-- start Dataset extract --

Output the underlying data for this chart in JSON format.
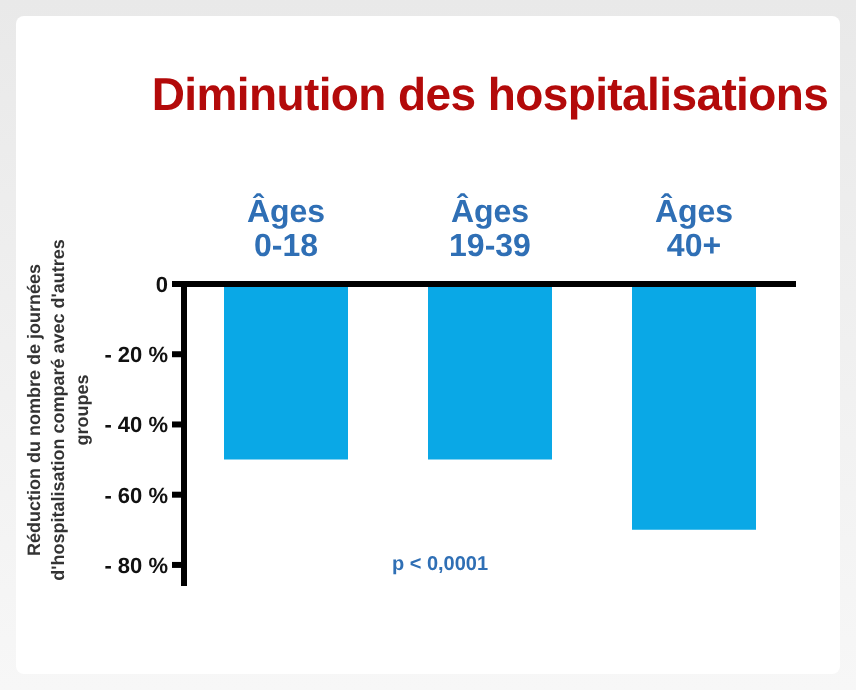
{
  "chart_data": {
    "type": "bar",
    "title": "Diminution des hospitalisations",
    "ylabel": "Réduction du nombre de journées d'hospitalisation comparé avec d'autres groupes",
    "categories": [
      "Âges 0-18",
      "Âges 19-39",
      "Âges 40+"
    ],
    "values": [
      -50,
      -50,
      -70
    ],
    "color": "#0aa8e6",
    "ylim": [
      -86,
      0
    ],
    "yticks": [
      0,
      {
        "value": -20,
        "label": "- 20 %"
      },
      {
        "value": -40,
        "label": "- 40 %"
      },
      {
        "value": -60,
        "label": "- 60 %"
      },
      {
        "value": -80,
        "label": "- 80 %"
      }
    ],
    "grid": false,
    "legend": false,
    "annotations": [
      "p < 0,0001"
    ]
  }
}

-- end Dataset extract --

Short problem
Each line above is to be copied verbatim. Drop any image from the copy.

The result
Output the underlying data for this chart in JSON format.
{
  "chart_data": {
    "type": "bar",
    "title": "Diminution des hospitalisations",
    "ylabel": "Réduction du nombre de journées d'hospitalisation comparé avec d'autres groupes",
    "categories": [
      "Âges 0-18",
      "Âges 19-39",
      "Âges 40+"
    ],
    "values": [
      -50,
      -50,
      -70
    ],
    "color": "#0aa8e6",
    "ylim": [
      -86,
      0
    ],
    "yticks": [
      0,
      {
        "value": -20,
        "label": "- 20 %"
      },
      {
        "value": -40,
        "label": "- 40 %"
      },
      {
        "value": -60,
        "label": "- 60 %"
      },
      {
        "value": -80,
        "label": "- 80 %"
      }
    ],
    "grid": false,
    "legend": false,
    "annotations": [
      "p < 0,0001"
    ]
  }
}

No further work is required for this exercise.